Go through the material and copy each line in which the word "therapy" shows up.

++++ Input for this task

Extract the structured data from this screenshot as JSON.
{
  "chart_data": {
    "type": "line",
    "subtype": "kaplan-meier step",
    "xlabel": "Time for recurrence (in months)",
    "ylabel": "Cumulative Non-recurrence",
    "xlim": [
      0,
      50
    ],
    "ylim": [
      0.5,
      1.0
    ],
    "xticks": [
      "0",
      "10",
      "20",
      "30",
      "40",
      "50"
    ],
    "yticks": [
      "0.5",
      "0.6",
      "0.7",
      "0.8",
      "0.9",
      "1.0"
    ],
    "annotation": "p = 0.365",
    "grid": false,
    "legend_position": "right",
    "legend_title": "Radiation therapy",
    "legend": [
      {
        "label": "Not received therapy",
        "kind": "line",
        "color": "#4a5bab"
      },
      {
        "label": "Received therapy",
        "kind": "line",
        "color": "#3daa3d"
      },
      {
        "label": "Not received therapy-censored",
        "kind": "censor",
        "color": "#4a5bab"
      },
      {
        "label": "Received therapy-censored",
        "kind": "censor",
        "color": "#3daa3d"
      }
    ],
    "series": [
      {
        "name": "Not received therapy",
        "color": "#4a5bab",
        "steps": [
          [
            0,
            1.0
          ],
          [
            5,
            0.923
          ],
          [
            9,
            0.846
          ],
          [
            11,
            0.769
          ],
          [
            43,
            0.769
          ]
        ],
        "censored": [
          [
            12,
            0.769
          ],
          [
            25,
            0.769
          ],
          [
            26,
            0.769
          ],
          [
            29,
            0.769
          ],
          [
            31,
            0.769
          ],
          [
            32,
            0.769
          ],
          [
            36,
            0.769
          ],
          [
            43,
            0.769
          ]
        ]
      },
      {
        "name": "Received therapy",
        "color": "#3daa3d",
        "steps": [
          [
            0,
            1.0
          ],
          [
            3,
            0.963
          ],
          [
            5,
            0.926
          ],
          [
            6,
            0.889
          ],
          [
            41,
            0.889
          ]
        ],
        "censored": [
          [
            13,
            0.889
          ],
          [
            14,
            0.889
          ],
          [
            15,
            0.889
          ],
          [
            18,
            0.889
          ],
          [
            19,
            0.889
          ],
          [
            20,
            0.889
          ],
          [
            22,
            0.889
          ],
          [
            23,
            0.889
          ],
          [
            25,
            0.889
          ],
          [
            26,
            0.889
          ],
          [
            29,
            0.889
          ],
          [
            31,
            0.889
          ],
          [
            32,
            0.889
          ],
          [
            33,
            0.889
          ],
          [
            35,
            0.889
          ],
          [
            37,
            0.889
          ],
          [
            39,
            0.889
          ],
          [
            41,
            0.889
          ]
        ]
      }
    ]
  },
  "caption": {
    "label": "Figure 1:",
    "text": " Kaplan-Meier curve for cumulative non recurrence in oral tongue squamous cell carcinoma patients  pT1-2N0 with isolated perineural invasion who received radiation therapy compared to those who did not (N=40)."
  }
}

++++++++

* Result of the task
    "legend_title": "Radiation therapy",
        "label": "Not received therapy",
        "label": "Received therapy",
        "label": "Not received therapy-censored",
        "label": "Received therapy-censored",
        "name": "Not received therapy",
        "name": "Received therapy",
    "text": " Kaplan-Meier curve for cumulative non recurrence in oral tongue squamous cell carcinoma patients  pT1-2N0 with isolated perineural invasion who received radiation therapy compared to those who did not (N=40)."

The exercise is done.